─── Data section

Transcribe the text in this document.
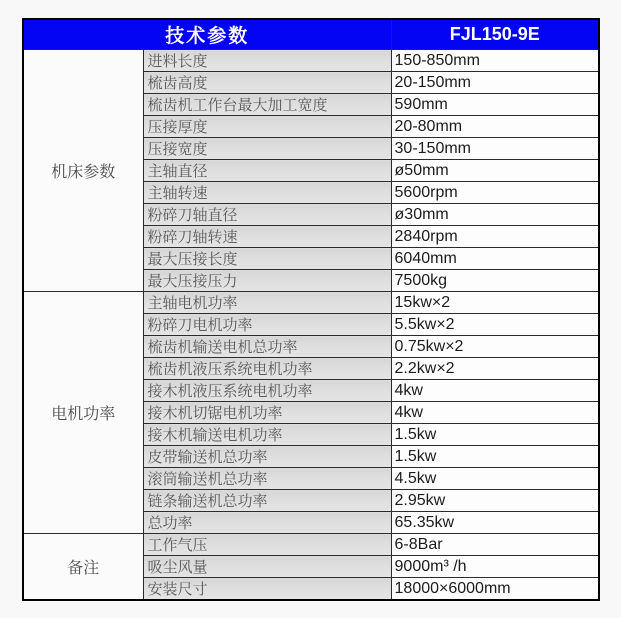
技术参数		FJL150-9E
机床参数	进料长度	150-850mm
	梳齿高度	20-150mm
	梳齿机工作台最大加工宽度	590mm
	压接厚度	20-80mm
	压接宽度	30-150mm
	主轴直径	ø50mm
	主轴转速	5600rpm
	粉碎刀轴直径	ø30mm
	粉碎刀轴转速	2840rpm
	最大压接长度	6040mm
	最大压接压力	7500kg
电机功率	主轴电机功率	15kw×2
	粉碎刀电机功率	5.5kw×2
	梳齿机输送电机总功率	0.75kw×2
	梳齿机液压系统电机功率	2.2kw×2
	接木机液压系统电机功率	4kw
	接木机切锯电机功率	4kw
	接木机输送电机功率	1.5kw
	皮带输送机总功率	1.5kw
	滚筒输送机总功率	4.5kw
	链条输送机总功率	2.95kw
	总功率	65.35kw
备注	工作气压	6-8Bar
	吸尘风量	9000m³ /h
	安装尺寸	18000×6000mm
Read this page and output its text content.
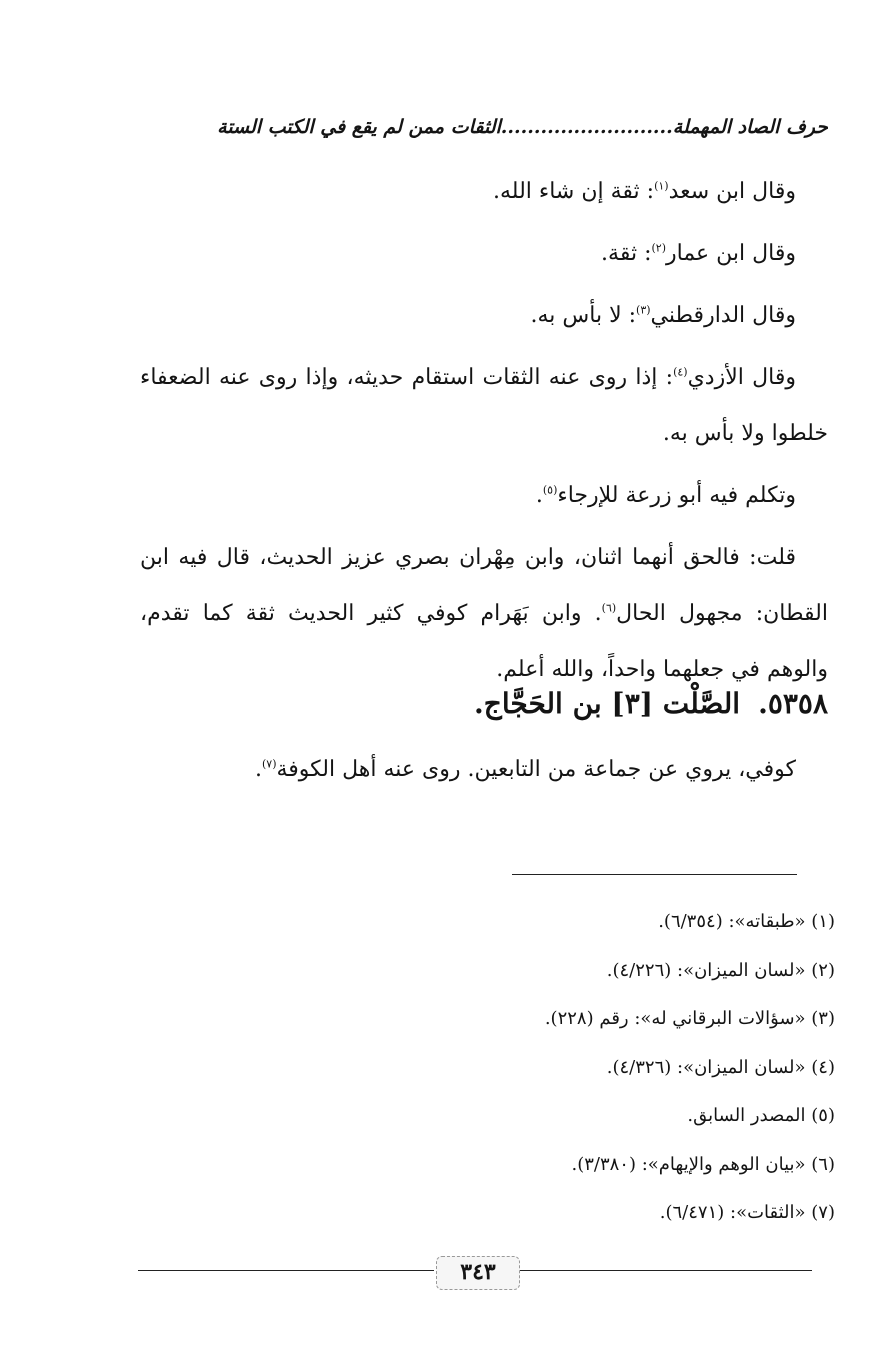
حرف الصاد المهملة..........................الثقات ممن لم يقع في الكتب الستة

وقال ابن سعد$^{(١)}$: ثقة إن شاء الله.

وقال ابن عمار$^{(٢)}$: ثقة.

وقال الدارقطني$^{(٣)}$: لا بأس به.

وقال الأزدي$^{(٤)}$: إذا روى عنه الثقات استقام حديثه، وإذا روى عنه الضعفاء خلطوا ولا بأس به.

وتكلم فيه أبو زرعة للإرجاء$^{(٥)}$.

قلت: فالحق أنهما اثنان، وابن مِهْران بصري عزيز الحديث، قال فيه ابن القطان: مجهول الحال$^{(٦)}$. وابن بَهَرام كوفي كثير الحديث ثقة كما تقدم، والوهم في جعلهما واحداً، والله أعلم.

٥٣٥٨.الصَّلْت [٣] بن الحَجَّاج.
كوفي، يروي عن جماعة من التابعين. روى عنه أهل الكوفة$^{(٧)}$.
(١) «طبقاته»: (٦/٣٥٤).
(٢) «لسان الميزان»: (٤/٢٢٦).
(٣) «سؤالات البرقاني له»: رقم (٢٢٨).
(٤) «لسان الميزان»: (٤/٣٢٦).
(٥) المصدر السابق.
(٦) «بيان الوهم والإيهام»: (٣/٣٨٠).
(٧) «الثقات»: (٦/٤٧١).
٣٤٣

──────
─── Data section

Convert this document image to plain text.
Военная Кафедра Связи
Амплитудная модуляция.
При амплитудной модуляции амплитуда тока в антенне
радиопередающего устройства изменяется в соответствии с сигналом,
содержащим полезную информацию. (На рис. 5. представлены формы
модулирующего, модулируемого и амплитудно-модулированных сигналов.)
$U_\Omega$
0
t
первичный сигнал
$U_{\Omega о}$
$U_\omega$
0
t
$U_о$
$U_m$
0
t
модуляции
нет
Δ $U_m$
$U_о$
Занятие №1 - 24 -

──────
─── Data section

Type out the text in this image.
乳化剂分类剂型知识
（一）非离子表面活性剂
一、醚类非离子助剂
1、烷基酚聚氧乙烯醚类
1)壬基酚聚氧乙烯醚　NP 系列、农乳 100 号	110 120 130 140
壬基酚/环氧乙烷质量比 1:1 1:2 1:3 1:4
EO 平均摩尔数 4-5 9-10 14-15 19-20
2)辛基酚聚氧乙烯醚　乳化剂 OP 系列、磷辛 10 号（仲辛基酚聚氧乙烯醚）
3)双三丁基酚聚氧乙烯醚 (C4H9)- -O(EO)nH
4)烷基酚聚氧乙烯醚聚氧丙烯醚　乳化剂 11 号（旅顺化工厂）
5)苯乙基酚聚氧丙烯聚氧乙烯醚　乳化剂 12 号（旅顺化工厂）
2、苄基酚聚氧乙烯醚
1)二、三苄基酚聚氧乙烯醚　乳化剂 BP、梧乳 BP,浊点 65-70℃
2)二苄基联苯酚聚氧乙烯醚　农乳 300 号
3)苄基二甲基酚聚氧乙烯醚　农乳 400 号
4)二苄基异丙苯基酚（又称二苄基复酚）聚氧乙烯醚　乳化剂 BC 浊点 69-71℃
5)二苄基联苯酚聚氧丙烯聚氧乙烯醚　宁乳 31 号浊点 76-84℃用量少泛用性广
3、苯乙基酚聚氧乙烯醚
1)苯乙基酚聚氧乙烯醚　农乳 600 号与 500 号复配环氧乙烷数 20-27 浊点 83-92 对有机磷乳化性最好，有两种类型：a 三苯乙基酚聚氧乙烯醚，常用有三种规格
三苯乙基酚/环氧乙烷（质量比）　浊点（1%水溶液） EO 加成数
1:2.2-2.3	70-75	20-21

──────

From the data above, copy each line that has the string "text".

Solution for this exercise
Transcribe the text in this document.
Read this page and output its text content.
Convert this document image to plain text.
Type out the text in this image.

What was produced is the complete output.